Every record must be repeated exactly, with no omission.

§ RECORDS FOR THIS TASK

────────────────────

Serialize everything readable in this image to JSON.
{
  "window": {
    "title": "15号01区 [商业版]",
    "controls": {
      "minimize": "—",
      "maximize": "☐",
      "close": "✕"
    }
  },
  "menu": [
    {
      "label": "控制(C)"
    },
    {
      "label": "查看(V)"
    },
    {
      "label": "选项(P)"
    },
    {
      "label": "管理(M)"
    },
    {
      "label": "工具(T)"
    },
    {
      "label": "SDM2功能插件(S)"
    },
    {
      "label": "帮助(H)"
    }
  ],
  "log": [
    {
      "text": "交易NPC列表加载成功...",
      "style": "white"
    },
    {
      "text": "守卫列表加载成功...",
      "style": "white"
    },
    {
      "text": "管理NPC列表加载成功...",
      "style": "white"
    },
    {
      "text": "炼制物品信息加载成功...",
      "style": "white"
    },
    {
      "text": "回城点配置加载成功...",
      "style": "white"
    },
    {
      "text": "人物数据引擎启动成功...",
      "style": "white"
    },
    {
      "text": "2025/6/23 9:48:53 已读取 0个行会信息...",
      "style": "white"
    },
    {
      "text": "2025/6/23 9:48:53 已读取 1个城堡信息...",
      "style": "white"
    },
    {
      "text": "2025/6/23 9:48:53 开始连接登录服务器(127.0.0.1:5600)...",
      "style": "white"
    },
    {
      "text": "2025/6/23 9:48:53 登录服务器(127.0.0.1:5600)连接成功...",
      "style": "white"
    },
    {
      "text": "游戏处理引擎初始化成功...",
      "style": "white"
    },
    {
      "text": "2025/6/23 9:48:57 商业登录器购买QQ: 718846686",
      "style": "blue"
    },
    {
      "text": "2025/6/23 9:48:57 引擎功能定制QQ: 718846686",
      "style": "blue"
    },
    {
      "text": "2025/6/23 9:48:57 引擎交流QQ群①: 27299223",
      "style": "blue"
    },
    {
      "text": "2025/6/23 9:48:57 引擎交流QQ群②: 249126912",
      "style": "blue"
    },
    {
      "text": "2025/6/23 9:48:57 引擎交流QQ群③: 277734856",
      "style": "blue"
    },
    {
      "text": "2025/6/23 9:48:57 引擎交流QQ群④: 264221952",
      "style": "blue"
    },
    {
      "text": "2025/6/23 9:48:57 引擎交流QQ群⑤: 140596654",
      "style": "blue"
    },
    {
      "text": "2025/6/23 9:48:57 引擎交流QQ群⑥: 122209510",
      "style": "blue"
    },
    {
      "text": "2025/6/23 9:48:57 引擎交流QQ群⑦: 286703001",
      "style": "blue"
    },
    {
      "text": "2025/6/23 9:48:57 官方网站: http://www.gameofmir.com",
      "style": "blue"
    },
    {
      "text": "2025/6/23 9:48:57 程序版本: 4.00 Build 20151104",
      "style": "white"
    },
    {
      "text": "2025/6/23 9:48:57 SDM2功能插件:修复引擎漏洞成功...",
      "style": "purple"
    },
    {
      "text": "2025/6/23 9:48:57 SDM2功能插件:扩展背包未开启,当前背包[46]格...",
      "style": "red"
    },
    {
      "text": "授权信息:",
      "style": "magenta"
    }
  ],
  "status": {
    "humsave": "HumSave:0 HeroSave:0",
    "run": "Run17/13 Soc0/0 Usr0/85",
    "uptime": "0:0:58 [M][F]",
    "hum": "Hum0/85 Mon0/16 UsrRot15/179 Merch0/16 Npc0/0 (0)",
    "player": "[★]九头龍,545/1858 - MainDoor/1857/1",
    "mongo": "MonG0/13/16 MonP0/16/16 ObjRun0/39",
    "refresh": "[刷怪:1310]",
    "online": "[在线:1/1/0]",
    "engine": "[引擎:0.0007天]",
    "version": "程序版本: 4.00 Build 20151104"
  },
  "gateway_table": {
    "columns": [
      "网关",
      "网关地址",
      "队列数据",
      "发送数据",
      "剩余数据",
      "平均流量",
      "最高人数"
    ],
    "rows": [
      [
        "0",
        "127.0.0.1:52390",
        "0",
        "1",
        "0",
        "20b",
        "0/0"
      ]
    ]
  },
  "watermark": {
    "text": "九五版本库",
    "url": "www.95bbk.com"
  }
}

────────────────────

§ RESULT FOR THIS TASK
Serialize everything readable in this image to JSON.
{
  "window": {
    "title": "15号01区 [商业版]",
    "controls": {
      "minimize": "—",
      "maximize": "☐",
      "close": "✕"
    }
  },
  "menu": [
    {
      "label": "控制(C)"
    },
    {
      "label": "查看(V)"
    },
    {
      "label": "选项(P)"
    },
    {
      "label": "管理(M)"
    },
    {
      "label": "工具(T)"
    },
    {
      "label": "SDM2功能插件(S)"
    },
    {
      "label": "帮助(H)"
    }
  ],
  "log": [
    {
      "text": "交易NPC列表加载成功...",
      "style": "white"
    },
    {
      "text": "守卫列表加载成功...",
      "style": "white"
    },
    {
      "text": "管理NPC列表加载成功...",
      "style": "white"
    },
    {
      "text": "炼制物品信息加载成功...",
      "style": "white"
    },
    {
      "text": "回城点配置加载成功...",
      "style": "white"
    },
    {
      "text": "人物数据引擎启动成功...",
      "style": "white"
    },
    {
      "text": "2025/6/23 9:48:53 已读取 0个行会信息...",
      "style": "white"
    },
    {
      "text": "2025/6/23 9:48:53 已读取 1个城堡信息...",
      "style": "white"
    },
    {
      "text": "2025/6/23 9:48:53 开始连接登录服务器(127.0.0.1:5600)...",
      "style": "white"
    },
    {
      "text": "2025/6/23 9:48:53 登录服务器(127.0.0.1:5600)连接成功...",
      "style": "white"
    },
    {
      "text": "游戏处理引擎初始化成功...",
      "style": "white"
    },
    {
      "text": "2025/6/23 9:48:57 商业登录器购买QQ: 718846686",
      "style": "blue"
    },
    {
      "text": "2025/6/23 9:48:57 引擎功能定制QQ: 718846686",
      "style": "blue"
    },
    {
      "text": "2025/6/23 9:48:57 引擎交流QQ群①: 27299223",
      "style": "blue"
    },
    {
      "text": "2025/6/23 9:48:57 引擎交流QQ群②: 249126912",
      "style": "blue"
    },
    {
      "text": "2025/6/23 9:48:57 引擎交流QQ群③: 277734856",
      "style": "blue"
    },
    {
      "text": "2025/6/23 9:48:57 引擎交流QQ群④: 264221952",
      "style": "blue"
    },
    {
      "text": "2025/6/23 9:48:57 引擎交流QQ群⑤: 140596654",
      "style": "blue"
    },
    {
      "text": "2025/6/23 9:48:57 引擎交流QQ群⑥: 122209510",
      "style": "blue"
    },
    {
      "text": "2025/6/23 9:48:57 引擎交流QQ群⑦: 286703001",
      "style": "blue"
    },
    {
      "text": "2025/6/23 9:48:57 官方网站: http://www.gameofmir.com",
      "style": "blue"
    },
    {
      "text": "2025/6/23 9:48:57 程序版本: 4.00 Build 20151104",
      "style": "white"
    },
    {
      "text": "2025/6/23 9:48:57 SDM2功能插件:修复引擎漏洞成功...",
      "style": "purple"
    },
    {
      "text": "2025/6/23 9:48:57 SDM2功能插件:扩展背包未开启,当前背包[46]格...",
      "style": "red"
    },
    {
      "text": "授权信息:",
      "style": "magenta"
    }
  ],
  "status": {
    "humsave": "HumSave:0 HeroSave:0",
    "run": "Run17/13 Soc0/0 Usr0/85",
    "uptime": "0:0:58 [M][F]",
    "hum": "Hum0/85 Mon0/16 UsrRot15/179 Merch0/16 Npc0/0 (0)",
    "player": "[★]九头龍,545/1858 - MainDoor/1857/1",
    "mongo": "MonG0/13/16 MonP0/16/16 ObjRun0/39",
    "refresh": "[刷怪:1310]",
    "online": "[在线:1/1/0]",
    "engine": "[引擎:0.0007天]",
    "version": "程序版本: 4.00 Build 20151104"
  },
  "gateway_table": {
    "columns": [
      "网关",
      "网关地址",
      "队列数据",
      "发送数据",
      "剩余数据",
      "平均流量",
      "最高人数"
    ],
    "rows": [
      [
        "0",
        "127.0.0.1:52390",
        "0",
        "1",
        "0",
        "20b",
        "0/0"
      ]
    ]
  },
  "watermark": {
    "text": "九五版本库",
    "url": "www.95bbk.com"
  }
}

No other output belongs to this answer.